# Start of Data for the task

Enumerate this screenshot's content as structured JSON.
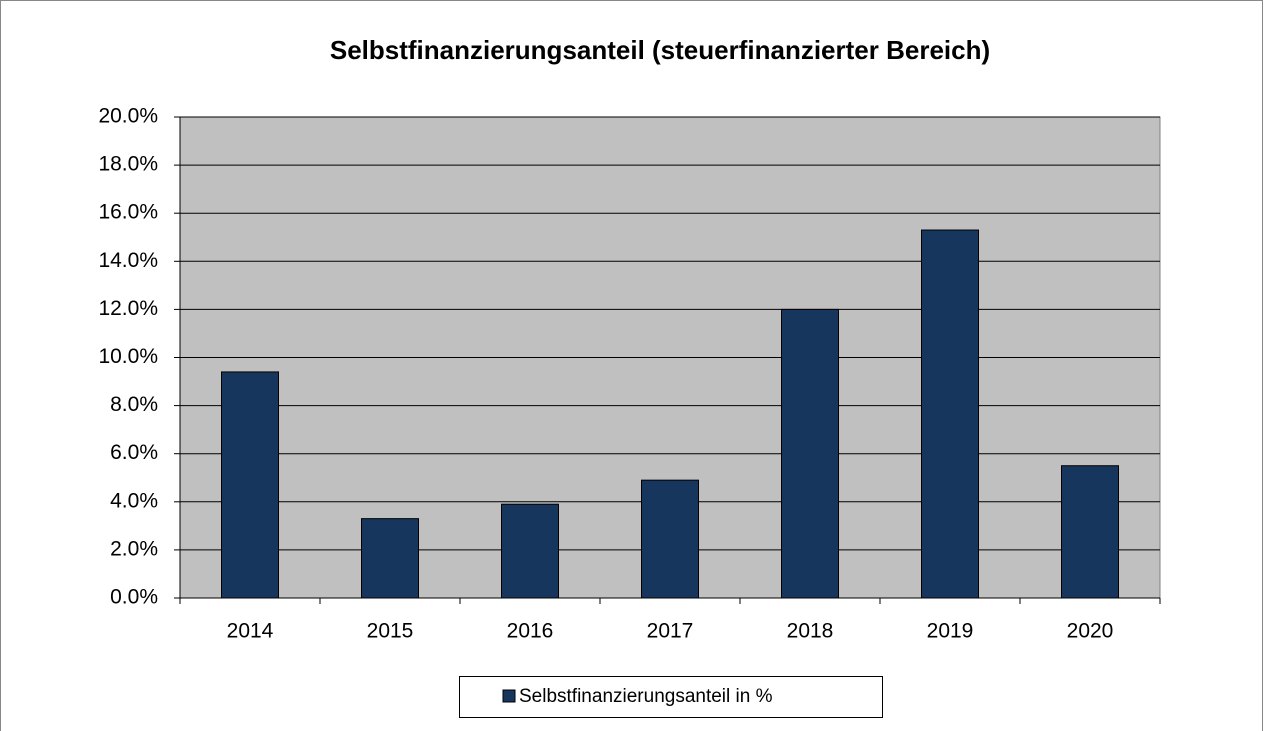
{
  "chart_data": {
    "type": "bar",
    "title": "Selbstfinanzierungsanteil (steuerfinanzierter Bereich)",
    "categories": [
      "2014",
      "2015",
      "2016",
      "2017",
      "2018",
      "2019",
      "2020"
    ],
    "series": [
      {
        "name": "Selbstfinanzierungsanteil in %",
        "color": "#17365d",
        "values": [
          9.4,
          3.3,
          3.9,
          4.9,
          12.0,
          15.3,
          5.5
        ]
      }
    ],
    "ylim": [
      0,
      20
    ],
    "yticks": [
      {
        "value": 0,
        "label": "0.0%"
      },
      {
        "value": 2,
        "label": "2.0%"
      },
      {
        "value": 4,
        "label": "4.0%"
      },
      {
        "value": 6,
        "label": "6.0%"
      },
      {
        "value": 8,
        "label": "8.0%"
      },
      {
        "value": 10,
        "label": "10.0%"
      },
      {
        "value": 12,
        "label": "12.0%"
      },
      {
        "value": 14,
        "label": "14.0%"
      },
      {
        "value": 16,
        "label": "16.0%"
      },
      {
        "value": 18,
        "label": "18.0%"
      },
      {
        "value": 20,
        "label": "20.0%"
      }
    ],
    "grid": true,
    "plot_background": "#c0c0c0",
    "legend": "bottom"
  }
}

# End of Data for the task

▸ **Job**: Copy out the lines that hold "Selbstfinanzierungsanteil".

▸ **Written solution**:
    "title": "Selbstfinanzierungsanteil (steuerfinanzierter Bereich)",
        "name": "Selbstfinanzierungsanteil in %",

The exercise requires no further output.